Instruction:
Reproduce the records below word for word, omitting the pictures.

*** Data supplied

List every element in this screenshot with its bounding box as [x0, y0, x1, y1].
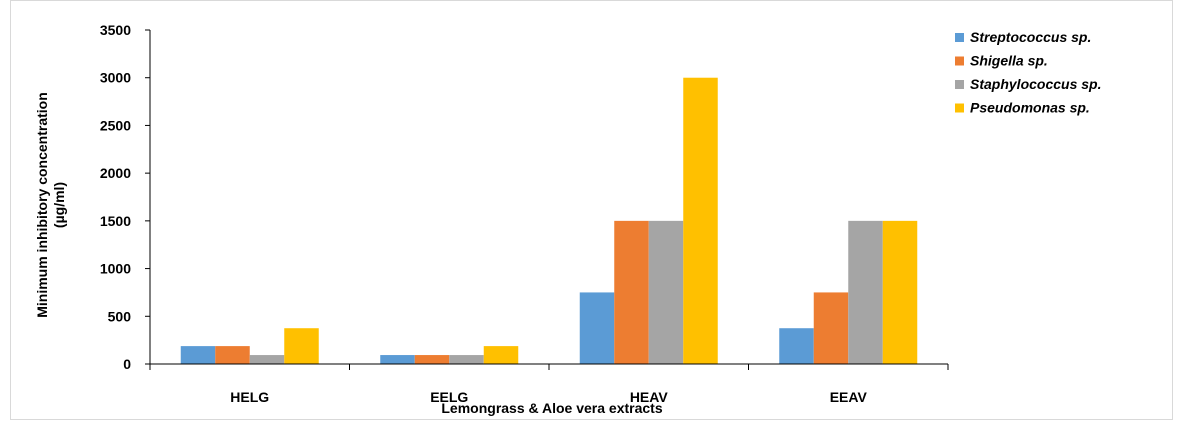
y-tick-label: 3000	[100, 70, 131, 86]
legend-label: Streptococcus sp.	[970, 29, 1091, 45]
bar	[284, 328, 319, 364]
bar	[249, 355, 285, 364]
bar	[882, 220, 918, 364]
y-tick-label: 3500	[100, 22, 131, 38]
legend-swatch	[955, 103, 964, 113]
x-tick-label: HELG	[230, 389, 269, 405]
y-axis-title-line2: (µg/ml)	[51, 182, 67, 228]
legend-swatch	[955, 80, 964, 89]
y-axis-title-line1: Minimum inhibitory concentration	[34, 92, 50, 318]
x-axis-ticks	[149, 364, 949, 370]
bar	[813, 292, 849, 364]
bar	[449, 355, 484, 364]
y-tick-label: 1000	[100, 261, 131, 277]
legend-swatch	[955, 33, 964, 42]
bar	[215, 346, 250, 364]
legend-label: Staphylococcus sp.	[970, 76, 1101, 92]
bar	[848, 220, 883, 364]
bar	[648, 220, 684, 364]
y-axis-ticks: 0 500 1000 1500 2000 2500 3000 3500	[100, 22, 150, 372]
bar	[180, 346, 216, 364]
x-axis-category-labels: HELG EELG HEAV EEAV	[230, 389, 867, 405]
bar	[414, 355, 450, 364]
legend-swatch	[955, 56, 964, 66]
bar	[614, 220, 649, 364]
chart-frame	[10, 0, 1173, 420]
x-tick-label: EELG	[430, 389, 468, 405]
y-tick-label: 2000	[100, 165, 131, 181]
legend: Streptococcus sp. Shigella sp. Staphylococ…	[955, 29, 1101, 116]
bar	[579, 292, 615, 364]
y-tick-label: 2500	[100, 117, 131, 133]
y-axis-title: Minimum inhibitory concentration (µg/ml)	[34, 92, 67, 318]
x-tick-label: HEAV	[630, 389, 669, 405]
y-tick-label: 500	[108, 308, 132, 324]
x-axis-title: Lemongrass & Aloe vera extracts	[441, 400, 662, 416]
bars	[180, 77, 918, 364]
bar	[683, 77, 718, 364]
bar	[779, 328, 814, 364]
y-tick-label: 1500	[100, 213, 131, 229]
legend-label: Shigella sp.	[970, 53, 1048, 69]
legend-label: Pseudomonas sp.	[970, 100, 1090, 116]
x-tick-label: EEAV	[830, 389, 868, 405]
y-tick-label: 0	[123, 356, 131, 372]
bar	[380, 355, 415, 364]
bar	[483, 346, 519, 364]
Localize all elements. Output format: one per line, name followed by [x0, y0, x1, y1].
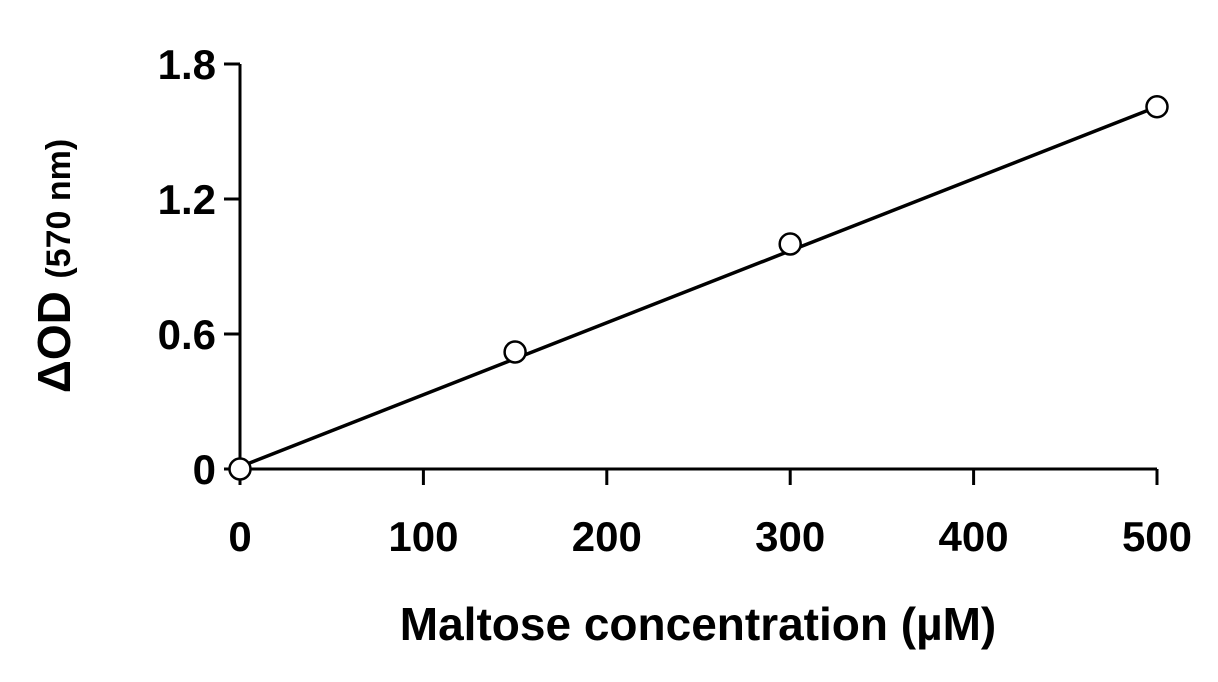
x-tick-label: 300	[755, 513, 825, 560]
x-tick-label: 400	[939, 513, 1009, 560]
y-axis-title-main: ΔOD	[28, 291, 80, 393]
ticks: 0 0.6 1.2 1.8 0 100 200 300 400 500	[158, 41, 1192, 560]
y-axis-title-unit: (570 nm)	[40, 139, 78, 279]
data-point	[1145, 95, 1169, 119]
data-point	[503, 340, 527, 364]
x-tick-label: 500	[1122, 513, 1192, 560]
y-tick-label: 1.2	[158, 176, 216, 223]
data-point	[228, 457, 252, 481]
y-tick-label: 0.6	[158, 311, 216, 358]
axes	[238, 64, 1157, 471]
x-tick-label: 0	[228, 513, 251, 560]
data-points	[228, 95, 1169, 481]
x-tick-label: 200	[572, 513, 642, 560]
data-point	[778, 232, 802, 256]
fit-line-group	[239, 105, 1158, 469]
x-tick-label: 100	[388, 513, 458, 560]
x-axis-title: Maltose concentration (µM)	[400, 598, 996, 650]
fit-line	[239, 105, 1158, 469]
y-tick-label: 0	[193, 446, 216, 493]
y-axis-title: ΔOD (570 nm)	[28, 139, 80, 393]
y-tick-label: 1.8	[158, 41, 216, 88]
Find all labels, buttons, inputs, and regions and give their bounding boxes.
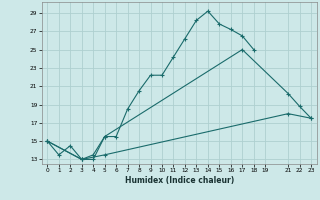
X-axis label: Humidex (Indice chaleur): Humidex (Indice chaleur): [124, 176, 234, 185]
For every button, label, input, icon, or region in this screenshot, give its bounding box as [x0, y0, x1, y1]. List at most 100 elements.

******

Correct answer:
List every element in this screenshot with its bounding box as [x0, y0, x1, y1].
y-tick-label: 3000	[100, 70, 131, 86]
legend-label: Streptococcus sp.	[970, 29, 1091, 45]
bar	[284, 328, 319, 364]
bar	[249, 355, 285, 364]
bar	[882, 220, 918, 364]
y-tick-label: 3500	[100, 22, 131, 38]
legend-swatch	[955, 103, 964, 113]
x-tick-label: HELG	[230, 389, 269, 405]
y-axis-title-line2: (µg/ml)	[51, 182, 67, 228]
legend-swatch	[955, 80, 964, 89]
y-axis-title-line1: Minimum inhibitory concentration	[34, 92, 50, 318]
x-axis-ticks	[149, 364, 949, 370]
bar	[813, 292, 849, 364]
bar	[449, 355, 484, 364]
y-tick-label: 1000	[100, 261, 131, 277]
legend-swatch	[955, 33, 964, 42]
bar	[215, 346, 250, 364]
legend-label: Staphylococcus sp.	[970, 76, 1101, 92]
bar	[848, 220, 883, 364]
bar	[648, 220, 684, 364]
y-axis-ticks: 0 500 1000 1500 2000 2500 3000 3500	[100, 22, 150, 372]
bar	[180, 346, 216, 364]
x-axis-category-labels: HELG EELG HEAV EEAV	[230, 389, 867, 405]
bar	[414, 355, 450, 364]
legend-swatch	[955, 56, 964, 66]
bar	[614, 220, 649, 364]
chart-frame	[10, 0, 1173, 420]
x-tick-label: EELG	[430, 389, 468, 405]
y-tick-label: 2000	[100, 165, 131, 181]
legend: Streptococcus sp. Shigella sp. Staphylococ…	[955, 29, 1101, 116]
bar	[579, 292, 615, 364]
y-tick-label: 2500	[100, 117, 131, 133]
y-axis-title: Minimum inhibitory concentration (µg/ml)	[34, 92, 67, 318]
x-tick-label: HEAV	[630, 389, 669, 405]
y-tick-label: 500	[108, 308, 132, 324]
x-axis-title: Lemongrass & Aloe vera extracts	[441, 400, 662, 416]
bars	[180, 77, 918, 364]
bar	[683, 77, 718, 364]
bar	[779, 328, 814, 364]
y-tick-label: 1500	[100, 213, 131, 229]
legend-label: Shigella sp.	[970, 53, 1048, 69]
legend-label: Pseudomonas sp.	[970, 100, 1090, 116]
x-tick-label: EEAV	[830, 389, 868, 405]
y-tick-label: 0	[123, 356, 131, 372]
bar	[380, 355, 415, 364]
bar	[483, 346, 519, 364]
Localize all elements. Output format: one per line, name followed by [x0, y0, x1, y1].
x-tick-label: 300	[755, 513, 825, 560]
x-tick-label: 400	[939, 513, 1009, 560]
y-axis-title-main: ΔOD	[28, 291, 80, 393]
ticks: 0 0.6 1.2 1.8 0 100 200 300 400 500	[158, 41, 1192, 560]
y-axis-title-unit: (570 nm)	[40, 139, 78, 279]
data-point	[1145, 95, 1169, 119]
data-point	[503, 340, 527, 364]
x-tick-label: 500	[1122, 513, 1192, 560]
y-tick-label: 1.2	[158, 176, 216, 223]
data-point	[228, 457, 252, 481]
y-tick-label: 0.6	[158, 311, 216, 358]
axes	[238, 64, 1157, 471]
x-tick-label: 0	[228, 513, 251, 560]
data-points	[228, 95, 1169, 481]
x-tick-label: 200	[572, 513, 642, 560]
data-point	[778, 232, 802, 256]
fit-line-group	[239, 105, 1158, 469]
x-tick-label: 100	[388, 513, 458, 560]
x-axis-title: Maltose concentration (µM)	[400, 598, 996, 650]
fit-line	[239, 105, 1158, 469]
y-tick-label: 0	[193, 446, 216, 493]
y-axis-title: ΔOD (570 nm)	[28, 139, 80, 393]
y-tick-label: 1.8	[158, 41, 216, 88]
Find all labels, buttons, inputs, and regions and give their bounding boxes.
X-axis label: Humidex (Indice chaleur): Humidex (Indice chaleur): [124, 176, 234, 185]
For every button, label, input, icon, or region in this screenshot, give its bounding box as [x0, y0, x1, y1]. List at most 100 elements.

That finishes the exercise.